## Excerpted records

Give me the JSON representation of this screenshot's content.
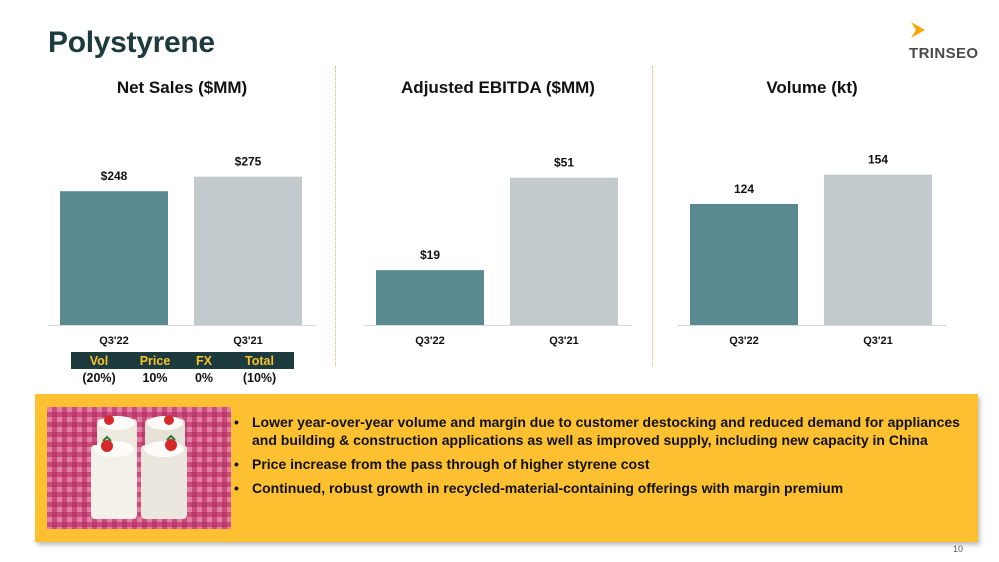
{
  "slide": {
    "title": "Polystyrene",
    "page_number": "10"
  },
  "logo": {
    "text": "TRINSEO",
    "colors": {
      "text": "#4a4a4a",
      "chevron": "#f5a800"
    }
  },
  "colors": {
    "current_bar": "#588a8f",
    "prior_bar": "#c3cacd",
    "callout_bg": "#fcc031",
    "header_bg": "#1d3a3c",
    "header_text": "#f5c22e"
  },
  "chart_data": [
    {
      "type": "bar",
      "title": "Net Sales ($MM)",
      "categories": [
        "Q3'22",
        "Q3'21"
      ],
      "values": [
        248,
        275
      ],
      "data_labels": [
        "$248",
        "$275"
      ],
      "ylim": [
        0,
        380
      ],
      "grid": false
    },
    {
      "type": "bar",
      "title": "Adjusted EBITDA ($MM)",
      "categories": [
        "Q3'22",
        "Q3'21"
      ],
      "values": [
        19,
        51
      ],
      "data_labels": [
        "$19",
        "$51"
      ],
      "ylim": [
        0,
        71
      ],
      "grid": false
    },
    {
      "type": "bar",
      "title": "Volume (kt)",
      "categories": [
        "Q3'22",
        "Q3'21"
      ],
      "values": [
        124,
        154
      ],
      "data_labels": [
        "124",
        "154"
      ],
      "ylim": [
        0,
        210
      ],
      "grid": false
    }
  ],
  "bridge_table": {
    "headers": [
      "Vol",
      "Price",
      "FX",
      "Total"
    ],
    "values": [
      "(20%)",
      "10%",
      "0%",
      "(10%)"
    ]
  },
  "callout": {
    "image": "yogurt-cups-photo",
    "bullets": [
      "Lower year-over-year volume and margin due to customer destocking and reduced demand for appliances and building & construction applications as well as improved supply, including new capacity in China",
      "Price increase from the pass through of higher styrene cost",
      "Continued, robust growth in recycled-material-containing offerings with margin premium"
    ]
  }
}
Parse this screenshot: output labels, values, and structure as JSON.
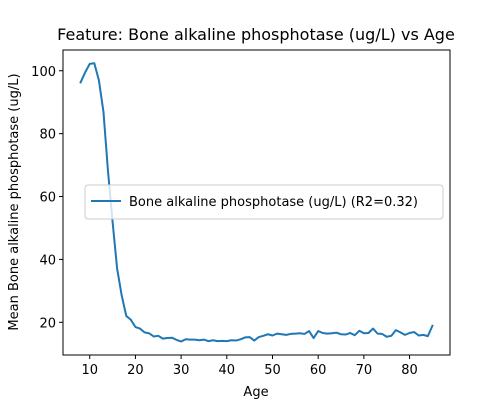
{
  "chart_data": {
    "type": "line",
    "title": "Feature: Bone alkaline phosphotase (ug/L) vs Age",
    "xlabel": "Age",
    "ylabel": "Mean Bone alkaline phosphotase (ug/L)",
    "xlim": [
      4.15,
      88.85
    ],
    "ylim": [
      9.6,
      106.6
    ],
    "xticks": [
      10,
      20,
      30,
      40,
      50,
      60,
      70,
      80
    ],
    "yticks": [
      20,
      40,
      60,
      80,
      100
    ],
    "grid": false,
    "legend_position": "center-right",
    "series": [
      {
        "name": "Bone alkaline phosphotase (ug/L) (R2=0.32)",
        "color": "#1f77b4",
        "x": [
          8,
          9,
          10,
          11,
          12,
          13,
          14,
          15,
          16,
          17,
          18,
          19,
          20,
          21,
          22,
          23,
          24,
          25,
          26,
          27,
          28,
          29,
          30,
          31,
          32,
          33,
          34,
          35,
          36,
          37,
          38,
          39,
          40,
          41,
          42,
          43,
          44,
          45,
          46,
          47,
          48,
          49,
          50,
          51,
          52,
          53,
          54,
          55,
          56,
          57,
          58,
          59,
          60,
          61,
          62,
          63,
          64,
          65,
          66,
          67,
          68,
          69,
          70,
          71,
          72,
          73,
          74,
          75,
          76,
          77,
          78,
          79,
          80,
          81,
          82,
          83,
          84,
          85
        ],
        "y": [
          96.3,
          99.5,
          102.2,
          102.4,
          97.0,
          87.0,
          68.0,
          52.0,
          37.0,
          28.5,
          22.0,
          20.8,
          18.5,
          18.0,
          16.8,
          16.5,
          15.5,
          15.7,
          14.8,
          15.0,
          15.1,
          14.4,
          13.9,
          14.6,
          14.5,
          14.5,
          14.3,
          14.5,
          14.0,
          14.3,
          14.0,
          14.1,
          14.0,
          14.3,
          14.2,
          14.6,
          15.2,
          15.3,
          14.2,
          15.3,
          15.7,
          16.2,
          15.8,
          16.4,
          16.2,
          16.0,
          16.3,
          16.4,
          16.5,
          16.3,
          17.2,
          15.0,
          17.2,
          16.6,
          16.4,
          16.5,
          16.7,
          16.2,
          16.1,
          16.6,
          15.9,
          17.3,
          16.5,
          16.6,
          18.0,
          16.4,
          16.3,
          15.4,
          15.7,
          17.5,
          16.8,
          16.0,
          16.6,
          16.9,
          15.8,
          16.0,
          15.6,
          18.9
        ]
      }
    ]
  }
}
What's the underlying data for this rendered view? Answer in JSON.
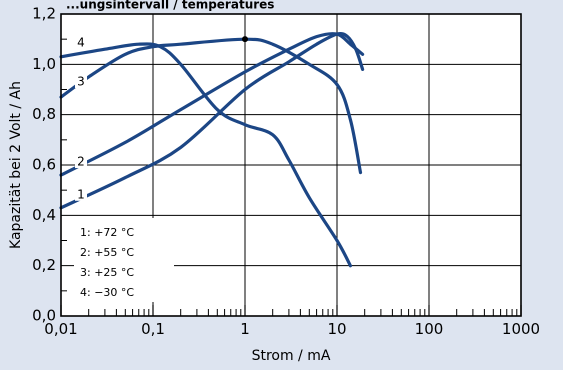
{
  "colors": {
    "background": "#dde4f0",
    "plot_background": "#ffffff",
    "curve": "#1c4685",
    "grid": "#000000"
  },
  "chart_data": {
    "type": "line",
    "title": "...ungsintervall / temperatures",
    "xlabel": "Strom / mA",
    "ylabel": "Kapazität bei 2 Volt / Ah",
    "xscale": "log",
    "xlim": [
      0.01,
      1000
    ],
    "ylim": [
      0,
      1.2
    ],
    "x_ticks": [
      {
        "value": 0.01,
        "label": "0,01"
      },
      {
        "value": 0.1,
        "label": "0,1"
      },
      {
        "value": 1,
        "label": "1"
      },
      {
        "value": 10,
        "label": "10"
      },
      {
        "value": 100,
        "label": "100"
      },
      {
        "value": 1000,
        "label": "1000"
      }
    ],
    "y_ticks": [
      {
        "value": 0,
        "label": "0,0"
      },
      {
        "value": 0.2,
        "label": "0,2"
      },
      {
        "value": 0.4,
        "label": "0,4"
      },
      {
        "value": 0.6,
        "label": "0,6"
      },
      {
        "value": 0.8,
        "label": "0,8"
      },
      {
        "value": 1.0,
        "label": "1,0"
      },
      {
        "value": 1.2,
        "label": "1,2"
      }
    ],
    "grid": true,
    "series": [
      {
        "name": "1: +72 °C",
        "label": "1",
        "x": [
          0.01,
          0.05,
          0.2,
          1,
          3,
          6,
          10,
          13,
          16,
          19
        ],
        "y": [
          0.43,
          0.55,
          0.67,
          0.9,
          1.01,
          1.08,
          1.12,
          1.11,
          1.06,
          0.98
        ]
      },
      {
        "name": "2: +55 °C",
        "label": "2",
        "x": [
          0.01,
          0.05,
          0.2,
          1,
          3,
          6,
          10,
          14,
          19
        ],
        "y": [
          0.56,
          0.69,
          0.82,
          0.97,
          1.06,
          1.11,
          1.12,
          1.08,
          1.04
        ]
      },
      {
        "name": "3: +25 °C",
        "label": "3",
        "x": [
          0.01,
          0.02,
          0.05,
          0.1,
          0.2,
          1,
          2,
          5,
          10,
          14,
          18
        ],
        "y": [
          0.87,
          0.95,
          1.04,
          1.07,
          1.08,
          1.1,
          1.08,
          1.0,
          0.92,
          0.78,
          0.57
        ]
      },
      {
        "name": "4: −30 °C",
        "label": "4",
        "x": [
          0.01,
          0.03,
          0.07,
          0.12,
          0.2,
          0.5,
          1,
          2,
          3,
          5,
          10,
          14
        ],
        "y": [
          1.03,
          1.06,
          1.08,
          1.07,
          1.0,
          0.82,
          0.76,
          0.72,
          0.62,
          0.47,
          0.3,
          0.2
        ]
      }
    ],
    "marker": {
      "x": 1,
      "y": 1.1
    },
    "legend": {
      "position": "bottom-left",
      "items": [
        "1:  +72 °C",
        "2:  +55 °C",
        "3:  +25 °C",
        "4:  −30 °C"
      ]
    }
  }
}
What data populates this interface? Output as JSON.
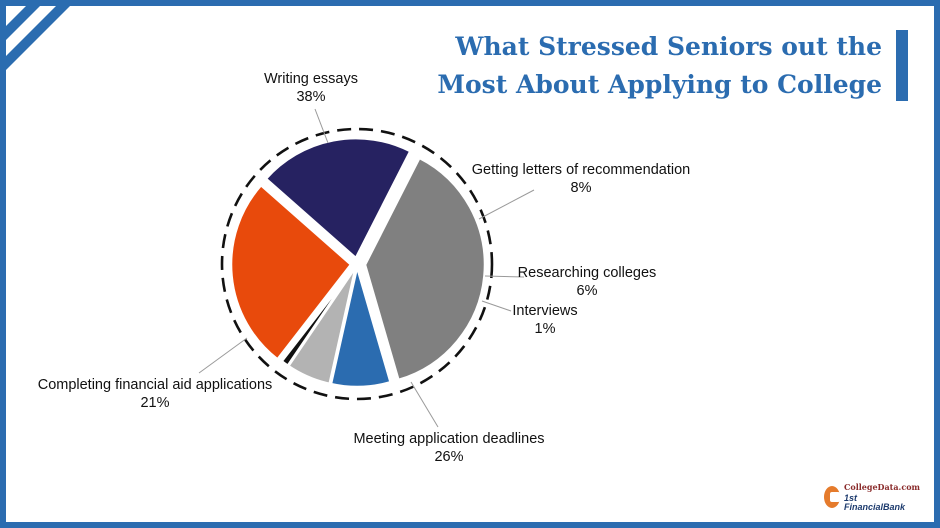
{
  "title": {
    "line1": "What Stressed Seniors out the",
    "line2": "Most About Applying to College"
  },
  "chart_data": {
    "type": "pie",
    "slices": [
      {
        "label": "Writing essays",
        "value": 38,
        "value_label": "38%",
        "color": "#808080"
      },
      {
        "label": "Getting letters of recommendation",
        "value": 8,
        "value_label": "8%",
        "color": "#2b6cb0"
      },
      {
        "label": "Researching colleges",
        "value": 6,
        "value_label": "6%",
        "color": "#b3b3b3"
      },
      {
        "label": "Interviews",
        "value": 1,
        "value_label": "1%",
        "color": "#111111"
      },
      {
        "label": "Meeting application deadlines",
        "value": 26,
        "value_label": "26%",
        "color": "#e84a0c"
      },
      {
        "label": "Completing financial aid applications",
        "value": 21,
        "value_label": "21%",
        "color": "#262261"
      }
    ],
    "legend": "none",
    "labels": "outside with leader lines"
  },
  "logo": {
    "line1": "CollegeData.com",
    "line2": "1st FinancialBank"
  },
  "colors": {
    "accent": "#2b6cb0",
    "frame": "#2b6cb0"
  }
}
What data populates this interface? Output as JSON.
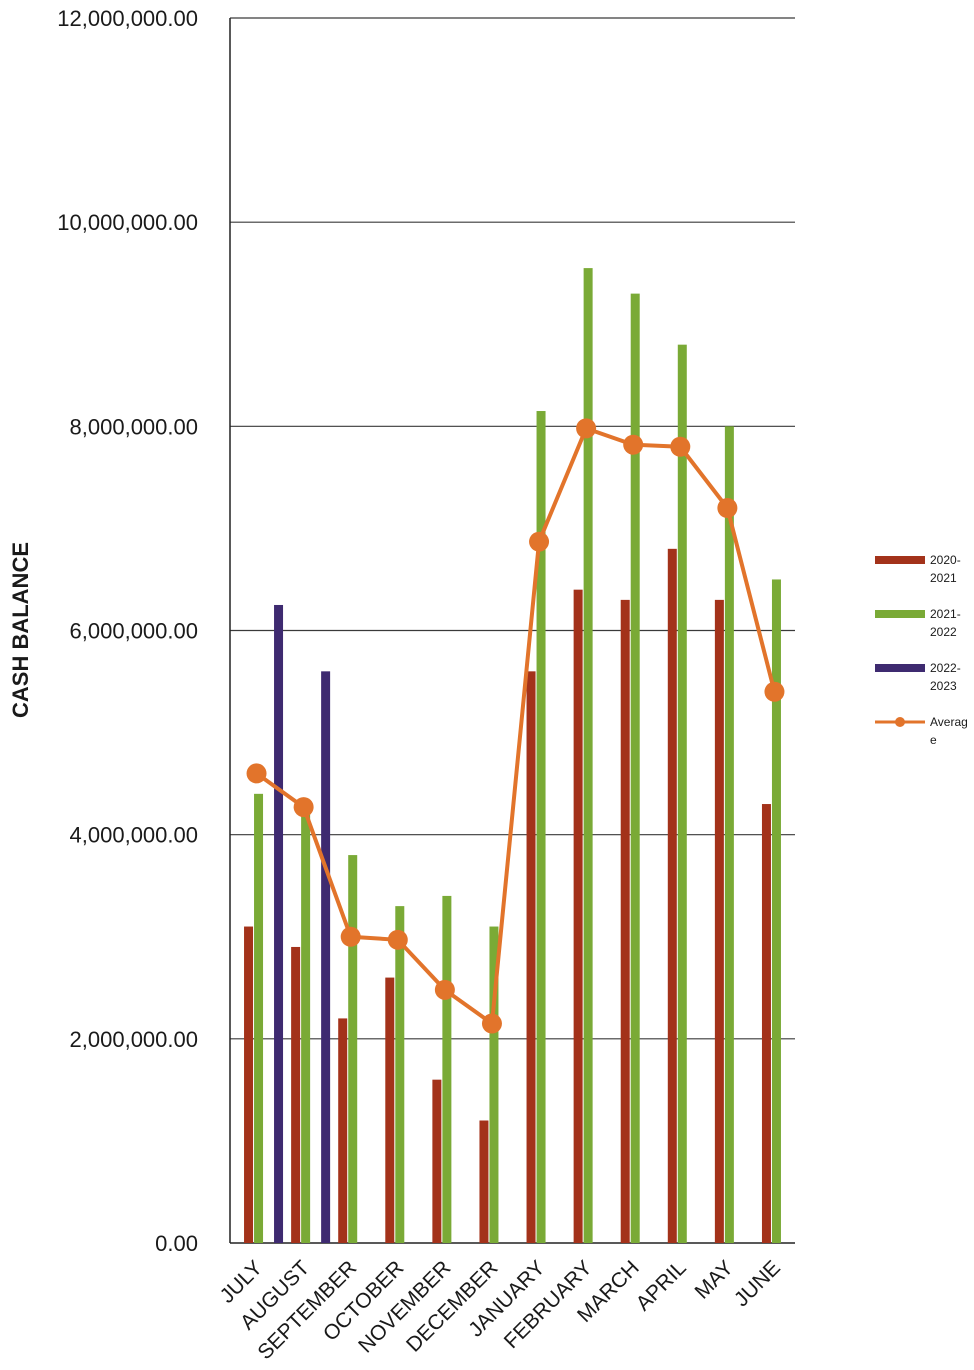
{
  "chart_data": {
    "type": "bar",
    "ylabel": "CASH BALANCE",
    "ylim": [
      0,
      12000000
    ],
    "yticks": [
      "0.00",
      "2,000,000.00",
      "4,000,000.00",
      "6,000,000.00",
      "8,000,000.00",
      "10,000,000.00",
      "12,000,000.00"
    ],
    "ytick_values": [
      0,
      2000000,
      4000000,
      6000000,
      8000000,
      10000000,
      12000000
    ],
    "grid": "horizontal",
    "legend_position": "right",
    "categories": [
      "JULY",
      "AUGUST",
      "SEPTEMBER",
      "OCTOBER",
      "NOVEMBER",
      "DECEMBER",
      "JANUARY",
      "FEBRUARY",
      "MARCH",
      "APRIL",
      "MAY",
      "JUNE"
    ],
    "series": [
      {
        "name": "2020-2021",
        "legend_lines": [
          "2020-",
          "2021"
        ],
        "kind": "bar",
        "color": "#a3321a",
        "values": [
          3100000,
          2900000,
          2200000,
          2600000,
          1600000,
          1200000,
          5600000,
          6400000,
          6300000,
          6800000,
          6300000,
          4300000
        ]
      },
      {
        "name": "2021-2022",
        "legend_lines": [
          "2021-",
          "2022"
        ],
        "kind": "bar",
        "color": "#7aaa36",
        "values": [
          4400000,
          4300000,
          3800000,
          3300000,
          3400000,
          3100000,
          8150000,
          9550000,
          9300000,
          8800000,
          8000000,
          6500000
        ]
      },
      {
        "name": "2022-2023",
        "legend_lines": [
          "2022-",
          "2023"
        ],
        "kind": "bar",
        "color": "#3e2a70",
        "values": [
          6250000,
          5600000,
          null,
          null,
          null,
          null,
          null,
          null,
          null,
          null,
          null,
          null
        ]
      },
      {
        "name": "Average",
        "legend_lines": [
          "Averag",
          "e"
        ],
        "kind": "line",
        "color": "#e2742b",
        "values": [
          4600000,
          4270000,
          3000000,
          2970000,
          2480000,
          2150000,
          6870000,
          7980000,
          7820000,
          7800000,
          7200000,
          5400000
        ]
      }
    ]
  }
}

## What to do
Which lines in the records above contain the string "right"? Copy each one.

## Written answer
    "legend_position": "center-right",
    "legend_position": "right",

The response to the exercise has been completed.